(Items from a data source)
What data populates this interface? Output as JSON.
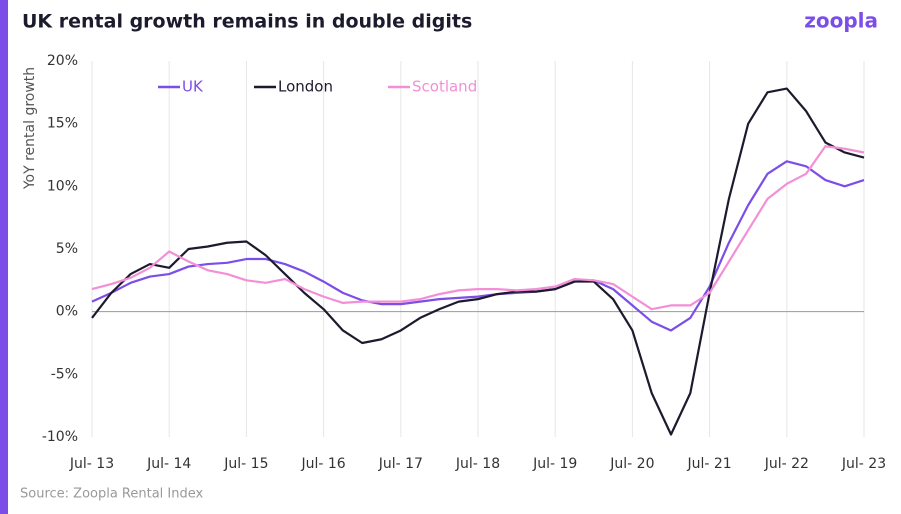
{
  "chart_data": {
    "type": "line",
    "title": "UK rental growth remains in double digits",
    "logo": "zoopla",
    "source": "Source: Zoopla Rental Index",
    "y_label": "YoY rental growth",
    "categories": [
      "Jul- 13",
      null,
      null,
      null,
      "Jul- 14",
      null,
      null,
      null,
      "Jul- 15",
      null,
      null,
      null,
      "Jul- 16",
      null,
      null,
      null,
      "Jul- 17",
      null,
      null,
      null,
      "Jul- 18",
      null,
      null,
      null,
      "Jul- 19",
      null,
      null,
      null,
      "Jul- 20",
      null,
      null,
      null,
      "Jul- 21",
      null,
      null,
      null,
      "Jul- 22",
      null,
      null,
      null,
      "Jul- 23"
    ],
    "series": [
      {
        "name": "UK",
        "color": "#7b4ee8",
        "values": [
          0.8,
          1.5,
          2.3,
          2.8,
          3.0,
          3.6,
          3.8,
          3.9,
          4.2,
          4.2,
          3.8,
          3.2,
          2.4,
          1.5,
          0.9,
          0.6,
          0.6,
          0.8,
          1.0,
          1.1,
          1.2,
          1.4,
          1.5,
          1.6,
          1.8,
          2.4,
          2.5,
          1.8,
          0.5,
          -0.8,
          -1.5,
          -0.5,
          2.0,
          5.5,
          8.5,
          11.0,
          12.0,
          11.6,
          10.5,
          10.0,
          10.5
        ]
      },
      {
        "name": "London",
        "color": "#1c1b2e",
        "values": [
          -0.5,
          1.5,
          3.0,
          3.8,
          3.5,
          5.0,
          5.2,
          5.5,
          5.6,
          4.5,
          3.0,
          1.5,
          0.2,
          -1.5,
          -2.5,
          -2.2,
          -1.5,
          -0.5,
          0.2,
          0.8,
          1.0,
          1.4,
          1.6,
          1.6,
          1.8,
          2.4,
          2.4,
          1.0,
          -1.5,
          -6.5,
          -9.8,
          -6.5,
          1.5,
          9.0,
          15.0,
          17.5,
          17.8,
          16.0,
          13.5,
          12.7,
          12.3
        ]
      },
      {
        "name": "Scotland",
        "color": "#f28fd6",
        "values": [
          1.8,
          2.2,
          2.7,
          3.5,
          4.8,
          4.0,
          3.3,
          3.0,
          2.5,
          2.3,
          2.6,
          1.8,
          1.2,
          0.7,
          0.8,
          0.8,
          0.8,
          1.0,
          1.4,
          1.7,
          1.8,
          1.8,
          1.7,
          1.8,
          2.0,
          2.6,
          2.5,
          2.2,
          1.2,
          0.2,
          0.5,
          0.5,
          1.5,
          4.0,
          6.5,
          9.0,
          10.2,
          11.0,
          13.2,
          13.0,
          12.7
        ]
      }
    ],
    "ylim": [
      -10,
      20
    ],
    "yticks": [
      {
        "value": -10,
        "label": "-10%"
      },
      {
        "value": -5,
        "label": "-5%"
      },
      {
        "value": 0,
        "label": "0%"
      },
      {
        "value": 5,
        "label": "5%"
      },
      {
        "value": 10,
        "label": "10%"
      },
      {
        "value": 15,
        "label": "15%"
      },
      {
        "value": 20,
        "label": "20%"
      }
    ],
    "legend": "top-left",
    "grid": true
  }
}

§ **Given problem**: Give the data again exactly as written, with all pictures left out.

§ **Final result**:
What data populates this interface? Output as JSON.
{
  "chart_data": {
    "type": "line",
    "title": "UK rental growth remains in double digits",
    "logo": "zoopla",
    "source": "Source: Zoopla Rental Index",
    "y_label": "YoY rental growth",
    "categories": [
      "Jul- 13",
      null,
      null,
      null,
      "Jul- 14",
      null,
      null,
      null,
      "Jul- 15",
      null,
      null,
      null,
      "Jul- 16",
      null,
      null,
      null,
      "Jul- 17",
      null,
      null,
      null,
      "Jul- 18",
      null,
      null,
      null,
      "Jul- 19",
      null,
      null,
      null,
      "Jul- 20",
      null,
      null,
      null,
      "Jul- 21",
      null,
      null,
      null,
      "Jul- 22",
      null,
      null,
      null,
      "Jul- 23"
    ],
    "series": [
      {
        "name": "UK",
        "color": "#7b4ee8",
        "values": [
          0.8,
          1.5,
          2.3,
          2.8,
          3.0,
          3.6,
          3.8,
          3.9,
          4.2,
          4.2,
          3.8,
          3.2,
          2.4,
          1.5,
          0.9,
          0.6,
          0.6,
          0.8,
          1.0,
          1.1,
          1.2,
          1.4,
          1.5,
          1.6,
          1.8,
          2.4,
          2.5,
          1.8,
          0.5,
          -0.8,
          -1.5,
          -0.5,
          2.0,
          5.5,
          8.5,
          11.0,
          12.0,
          11.6,
          10.5,
          10.0,
          10.5
        ]
      },
      {
        "name": "London",
        "color": "#1c1b2e",
        "values": [
          -0.5,
          1.5,
          3.0,
          3.8,
          3.5,
          5.0,
          5.2,
          5.5,
          5.6,
          4.5,
          3.0,
          1.5,
          0.2,
          -1.5,
          -2.5,
          -2.2,
          -1.5,
          -0.5,
          0.2,
          0.8,
          1.0,
          1.4,
          1.6,
          1.6,
          1.8,
          2.4,
          2.4,
          1.0,
          -1.5,
          -6.5,
          -9.8,
          -6.5,
          1.5,
          9.0,
          15.0,
          17.5,
          17.8,
          16.0,
          13.5,
          12.7,
          12.3
        ]
      },
      {
        "name": "Scotland",
        "color": "#f28fd6",
        "values": [
          1.8,
          2.2,
          2.7,
          3.5,
          4.8,
          4.0,
          3.3,
          3.0,
          2.5,
          2.3,
          2.6,
          1.8,
          1.2,
          0.7,
          0.8,
          0.8,
          0.8,
          1.0,
          1.4,
          1.7,
          1.8,
          1.8,
          1.7,
          1.8,
          2.0,
          2.6,
          2.5,
          2.2,
          1.2,
          0.2,
          0.5,
          0.5,
          1.5,
          4.0,
          6.5,
          9.0,
          10.2,
          11.0,
          13.2,
          13.0,
          12.7
        ]
      }
    ],
    "ylim": [
      -10,
      20
    ],
    "yticks": [
      {
        "value": -10,
        "label": "-10%"
      },
      {
        "value": -5,
        "label": "-5%"
      },
      {
        "value": 0,
        "label": "0%"
      },
      {
        "value": 5,
        "label": "5%"
      },
      {
        "value": 10,
        "label": "10%"
      },
      {
        "value": 15,
        "label": "15%"
      },
      {
        "value": 20,
        "label": "20%"
      }
    ],
    "legend": "top-left",
    "grid": true
  }
}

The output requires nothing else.